→ **STATED GOAL**
Copy the listing lines from the one containing "y-tick-label: 0.7: [58, 52, 83, 71]" through the one containing "x-axis-label: Recall(D1): [438, 550, 526, 570]", inclusive, reproducing each line character for character.

— start of DATA TO USE —

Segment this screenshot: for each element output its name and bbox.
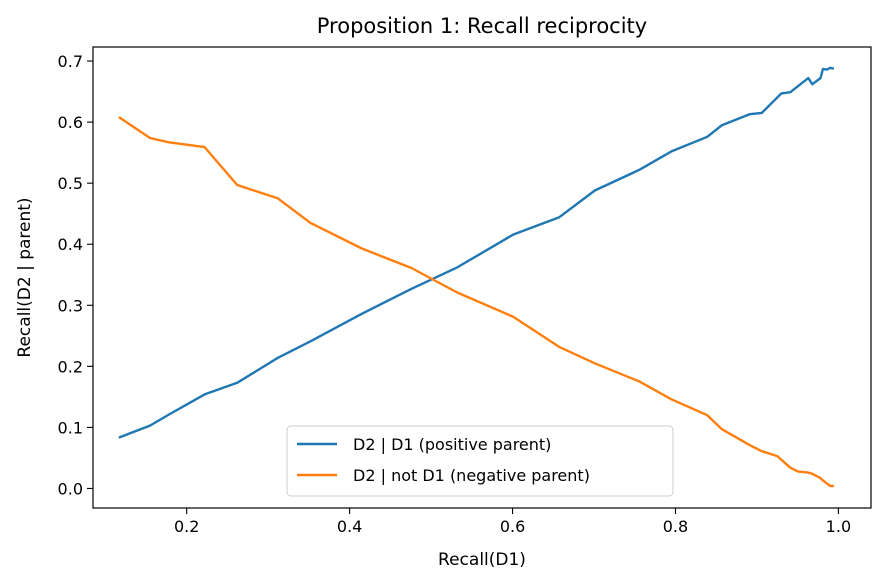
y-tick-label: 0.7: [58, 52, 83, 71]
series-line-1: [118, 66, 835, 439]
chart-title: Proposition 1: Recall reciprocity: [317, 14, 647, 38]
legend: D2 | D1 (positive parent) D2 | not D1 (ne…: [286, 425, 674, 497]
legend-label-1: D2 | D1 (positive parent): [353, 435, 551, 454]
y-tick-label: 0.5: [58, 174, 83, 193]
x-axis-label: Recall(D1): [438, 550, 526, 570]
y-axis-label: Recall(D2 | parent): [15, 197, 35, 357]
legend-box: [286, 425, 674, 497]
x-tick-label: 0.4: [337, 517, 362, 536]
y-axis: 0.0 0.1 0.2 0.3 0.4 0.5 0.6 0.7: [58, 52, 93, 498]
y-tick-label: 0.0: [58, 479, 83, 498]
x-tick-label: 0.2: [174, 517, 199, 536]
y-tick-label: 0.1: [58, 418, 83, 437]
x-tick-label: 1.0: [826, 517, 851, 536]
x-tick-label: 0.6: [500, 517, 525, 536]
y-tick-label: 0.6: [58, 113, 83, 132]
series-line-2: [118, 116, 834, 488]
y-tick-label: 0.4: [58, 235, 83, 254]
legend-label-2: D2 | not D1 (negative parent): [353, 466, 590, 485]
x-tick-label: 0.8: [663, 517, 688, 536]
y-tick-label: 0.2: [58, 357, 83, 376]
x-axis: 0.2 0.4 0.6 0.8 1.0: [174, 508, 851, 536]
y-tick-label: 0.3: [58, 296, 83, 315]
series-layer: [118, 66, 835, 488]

— end of DATA TO USE —
— start of DATA TO USE —

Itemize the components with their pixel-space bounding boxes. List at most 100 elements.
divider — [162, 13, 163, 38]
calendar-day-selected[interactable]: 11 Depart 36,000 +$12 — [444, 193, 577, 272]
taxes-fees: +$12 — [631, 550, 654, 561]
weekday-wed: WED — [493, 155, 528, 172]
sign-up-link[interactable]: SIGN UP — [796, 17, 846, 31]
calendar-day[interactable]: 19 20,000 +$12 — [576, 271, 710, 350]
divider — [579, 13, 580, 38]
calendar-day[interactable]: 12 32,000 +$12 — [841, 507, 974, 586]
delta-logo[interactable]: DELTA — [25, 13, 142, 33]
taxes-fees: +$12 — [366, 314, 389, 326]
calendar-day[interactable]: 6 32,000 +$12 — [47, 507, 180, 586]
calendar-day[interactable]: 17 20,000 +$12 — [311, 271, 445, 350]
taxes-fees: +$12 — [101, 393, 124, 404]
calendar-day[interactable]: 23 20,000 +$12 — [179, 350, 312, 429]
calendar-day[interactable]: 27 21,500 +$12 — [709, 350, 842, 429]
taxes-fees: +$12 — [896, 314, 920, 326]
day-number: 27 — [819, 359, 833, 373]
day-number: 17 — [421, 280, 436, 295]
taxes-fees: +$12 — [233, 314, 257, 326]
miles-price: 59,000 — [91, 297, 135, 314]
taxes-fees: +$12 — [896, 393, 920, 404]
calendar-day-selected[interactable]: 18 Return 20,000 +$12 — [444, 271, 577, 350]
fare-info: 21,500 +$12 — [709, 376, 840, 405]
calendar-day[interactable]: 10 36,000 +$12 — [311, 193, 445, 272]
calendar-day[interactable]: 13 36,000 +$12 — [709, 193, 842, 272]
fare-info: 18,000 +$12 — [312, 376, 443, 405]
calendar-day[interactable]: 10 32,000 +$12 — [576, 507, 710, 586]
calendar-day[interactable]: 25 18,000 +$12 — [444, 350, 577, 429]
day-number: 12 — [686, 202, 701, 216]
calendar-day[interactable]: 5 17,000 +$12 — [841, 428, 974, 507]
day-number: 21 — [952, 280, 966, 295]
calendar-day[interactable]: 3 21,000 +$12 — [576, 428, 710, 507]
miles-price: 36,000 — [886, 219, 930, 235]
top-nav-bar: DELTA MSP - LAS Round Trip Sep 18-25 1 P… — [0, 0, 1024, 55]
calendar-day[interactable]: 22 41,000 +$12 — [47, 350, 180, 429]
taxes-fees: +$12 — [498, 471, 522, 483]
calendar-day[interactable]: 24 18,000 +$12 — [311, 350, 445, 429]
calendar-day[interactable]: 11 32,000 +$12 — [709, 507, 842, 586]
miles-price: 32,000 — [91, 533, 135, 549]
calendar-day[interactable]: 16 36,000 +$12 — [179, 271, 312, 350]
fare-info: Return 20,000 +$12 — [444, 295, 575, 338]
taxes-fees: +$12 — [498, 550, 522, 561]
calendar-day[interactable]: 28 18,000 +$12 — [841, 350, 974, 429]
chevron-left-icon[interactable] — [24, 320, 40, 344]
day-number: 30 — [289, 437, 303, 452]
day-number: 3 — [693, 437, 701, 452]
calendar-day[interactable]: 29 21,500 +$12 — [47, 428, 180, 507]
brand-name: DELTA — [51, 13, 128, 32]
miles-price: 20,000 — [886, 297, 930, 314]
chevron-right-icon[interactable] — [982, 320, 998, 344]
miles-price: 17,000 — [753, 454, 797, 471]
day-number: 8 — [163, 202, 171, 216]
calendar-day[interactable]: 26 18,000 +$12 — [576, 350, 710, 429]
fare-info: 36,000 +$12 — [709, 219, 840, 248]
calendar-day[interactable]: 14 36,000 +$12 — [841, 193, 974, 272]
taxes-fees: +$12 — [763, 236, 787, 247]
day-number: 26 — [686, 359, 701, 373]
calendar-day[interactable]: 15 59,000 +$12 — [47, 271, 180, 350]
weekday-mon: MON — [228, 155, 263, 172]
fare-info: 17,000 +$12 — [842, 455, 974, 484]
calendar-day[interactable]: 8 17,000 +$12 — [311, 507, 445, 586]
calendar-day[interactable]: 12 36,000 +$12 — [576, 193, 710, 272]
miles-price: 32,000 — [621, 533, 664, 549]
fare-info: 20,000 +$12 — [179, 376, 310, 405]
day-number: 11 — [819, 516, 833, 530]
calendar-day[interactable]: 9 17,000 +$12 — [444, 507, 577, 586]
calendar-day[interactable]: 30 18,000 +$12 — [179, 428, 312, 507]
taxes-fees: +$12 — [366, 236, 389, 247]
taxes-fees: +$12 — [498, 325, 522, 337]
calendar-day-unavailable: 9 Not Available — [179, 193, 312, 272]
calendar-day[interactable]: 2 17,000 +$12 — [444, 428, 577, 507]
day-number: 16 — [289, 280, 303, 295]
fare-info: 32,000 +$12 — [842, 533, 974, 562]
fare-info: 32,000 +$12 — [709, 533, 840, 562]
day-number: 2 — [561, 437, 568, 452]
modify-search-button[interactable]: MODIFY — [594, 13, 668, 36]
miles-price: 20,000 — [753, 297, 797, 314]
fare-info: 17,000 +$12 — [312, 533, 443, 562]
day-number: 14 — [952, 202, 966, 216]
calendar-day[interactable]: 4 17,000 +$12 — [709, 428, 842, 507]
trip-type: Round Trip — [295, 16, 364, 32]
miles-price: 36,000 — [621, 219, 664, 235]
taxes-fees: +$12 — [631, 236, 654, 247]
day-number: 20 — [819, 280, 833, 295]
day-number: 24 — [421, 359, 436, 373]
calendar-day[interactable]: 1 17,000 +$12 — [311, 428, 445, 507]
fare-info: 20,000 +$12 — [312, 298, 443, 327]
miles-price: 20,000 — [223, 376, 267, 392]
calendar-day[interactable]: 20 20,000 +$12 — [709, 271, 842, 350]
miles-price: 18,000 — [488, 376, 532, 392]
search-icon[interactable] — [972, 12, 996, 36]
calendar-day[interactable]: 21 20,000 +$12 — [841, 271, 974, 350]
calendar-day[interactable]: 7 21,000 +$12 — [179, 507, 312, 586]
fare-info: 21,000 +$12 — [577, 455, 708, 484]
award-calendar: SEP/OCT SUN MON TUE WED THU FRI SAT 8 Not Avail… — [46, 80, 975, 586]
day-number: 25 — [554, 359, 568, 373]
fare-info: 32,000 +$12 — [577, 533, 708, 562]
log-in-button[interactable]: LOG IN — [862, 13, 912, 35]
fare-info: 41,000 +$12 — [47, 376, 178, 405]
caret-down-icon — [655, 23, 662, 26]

— end of DATA TO USE —

→ **RESULT**
y-tick-label: 0.7: [58, 52, 83, 71]
series-line-1: [118, 66, 835, 439]
chart-title: Proposition 1: Recall reciprocity: [317, 14, 647, 38]
legend: D2 | D1 (positive parent) D2 | not D1 (ne…: [286, 425, 674, 497]
legend-label-1: D2 | D1 (positive parent): [353, 435, 551, 454]
y-tick-label: 0.5: [58, 174, 83, 193]
x-axis-label: Recall(D1): [438, 550, 526, 570]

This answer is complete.